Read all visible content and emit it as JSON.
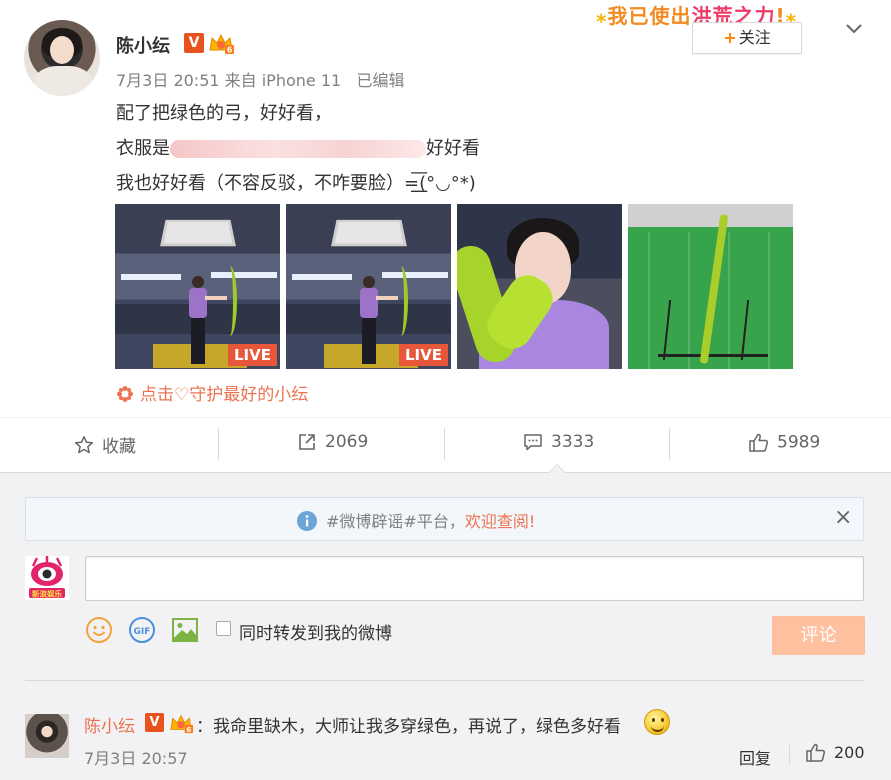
{
  "post": {
    "username": "陈小纭",
    "verified_badge": "V",
    "meta": "7月3日 20:51 来自 iPhone 11   已编辑",
    "lines": {
      "line1": "配了把绿色的弓，好好看，",
      "line2_prefix": "衣服是",
      "line2_suffix": "好好看",
      "line3": "我也好好看（不容反驳，不咋要脸）=͟͟͞͞(๑•̀=•́๑)"
    },
    "line3_display": "我也好好看（不容反驳，不咋要脸）=͟͟͞(°◡°*)",
    "follow_label": "关注",
    "follow_plus": "+",
    "banner_text_a": "我已使出",
    "banner_text_b": "洪荒之力",
    "banner_text_c": "!",
    "images": [
      {
        "type": "live",
        "badge": "LIVE"
      },
      {
        "type": "live",
        "badge": "LIVE"
      },
      {
        "type": "photo"
      },
      {
        "type": "photo"
      }
    ],
    "sub_link": "点击♡守护最好的小纭",
    "sub_link_icon": "flower-icon"
  },
  "actions": {
    "favorite_label": "收藏",
    "repost_count": "2069",
    "comment_count": "3333",
    "like_count": "5989"
  },
  "notice": {
    "text_prefix": "#微博辟谣#平台，",
    "text_link": "欢迎查阅!",
    "close": "×"
  },
  "composer": {
    "input_value": "",
    "also_repost_label": "同时转发到我的微博",
    "submit_label": "评论",
    "avatar_caption": "新浪娱乐"
  },
  "comment": {
    "username": "陈小纭",
    "verified_badge": "V",
    "text": "：我命里缺木，大师让我多穿绿色，再说了，绿色多好看",
    "time": "7月3日 20:57",
    "reply_label": "回复",
    "like_count": "200"
  },
  "colors": {
    "accent_orange": "#eb7350",
    "follow_plus": "#ff8200",
    "live_badge": "#e8573a",
    "submit_disabled": "#ffc09f"
  }
}
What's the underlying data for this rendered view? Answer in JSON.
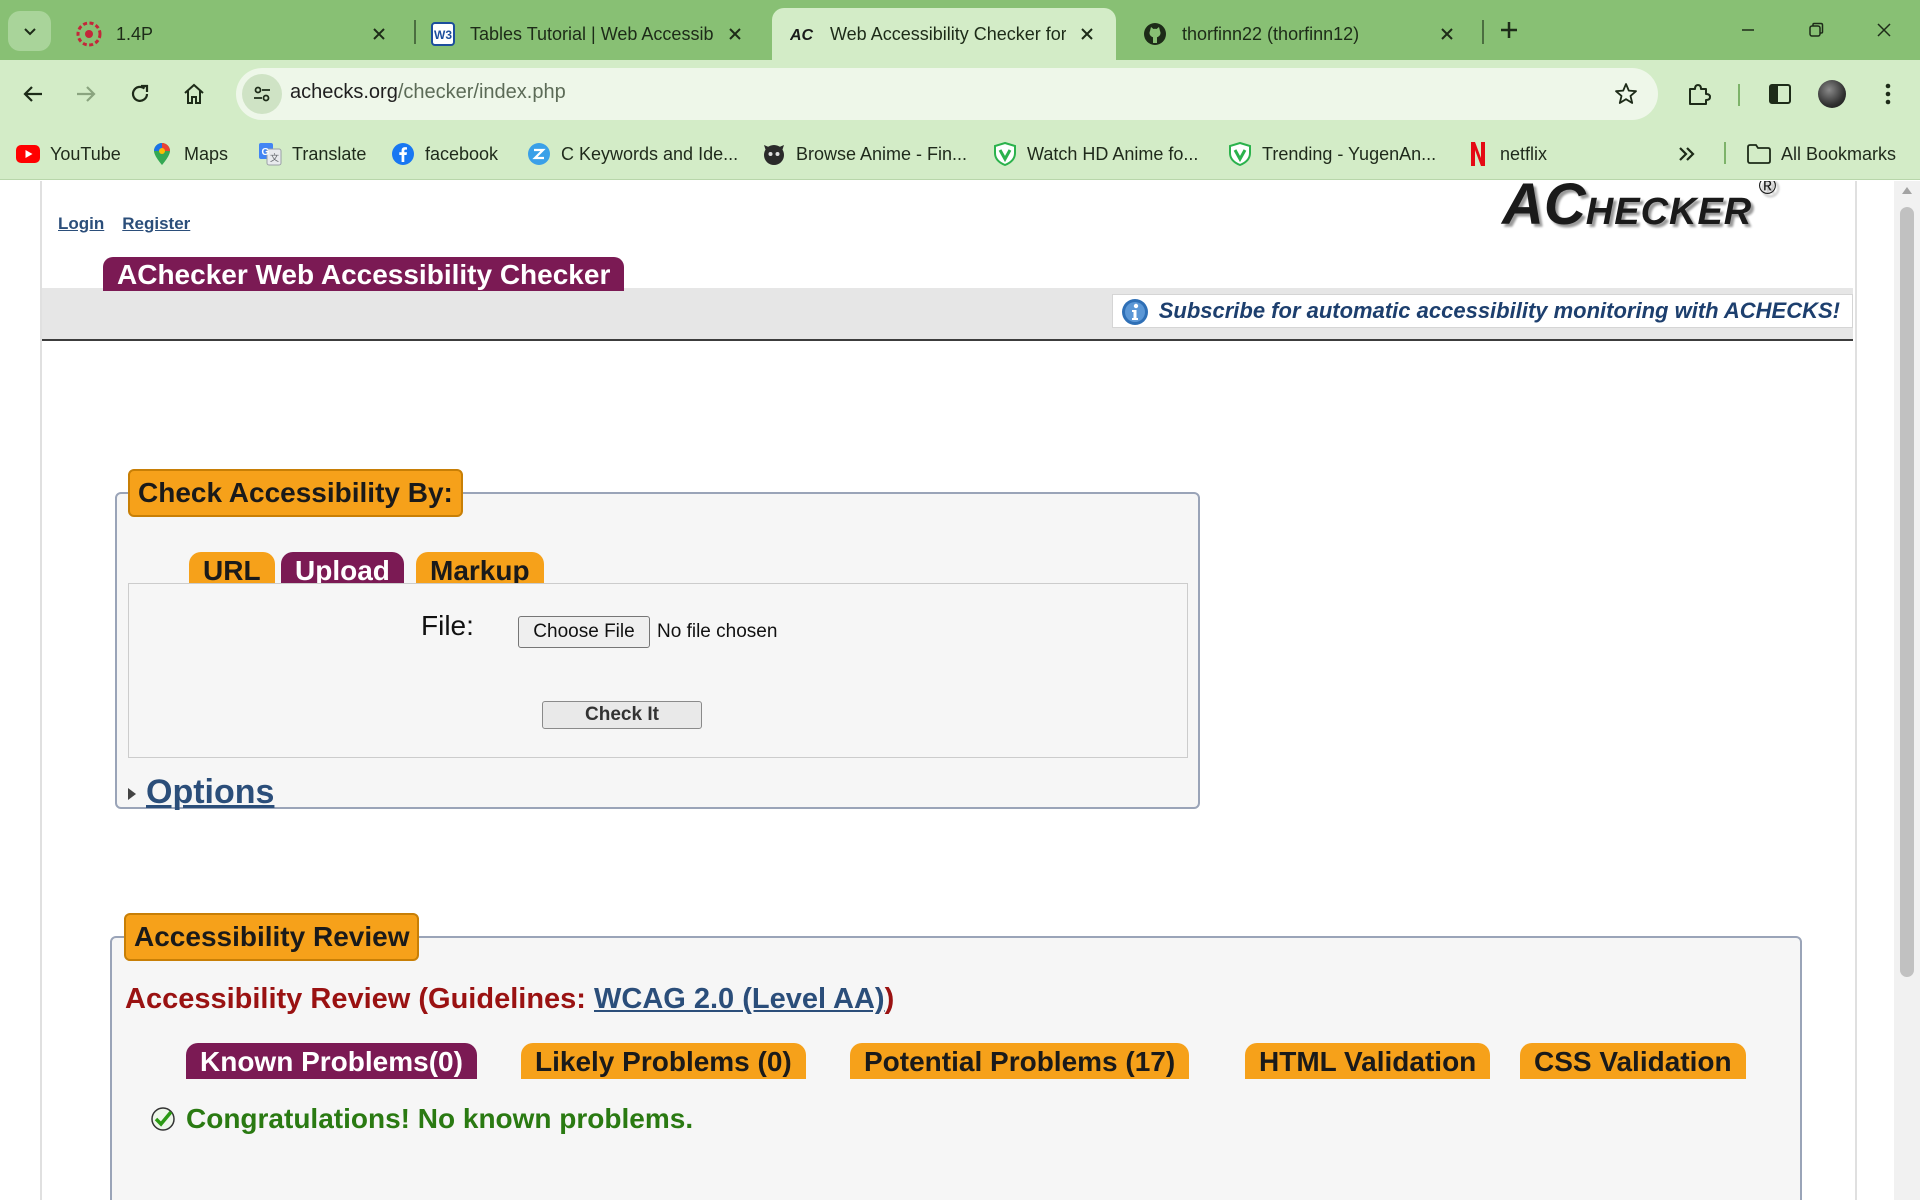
= = = = = = =
**THE EXERCISE**
From the entries above, extract each line containing "不咋要脸".

**FINISHED TASK**
      "line3": "我也好好看（不容反驳，不咋要脸）=͟͟͞͞(๑•̀=•́๑)"
    "line3_display": "我也好好看（不容反驳，不咋要脸）=͟͟͞(°◡°*)",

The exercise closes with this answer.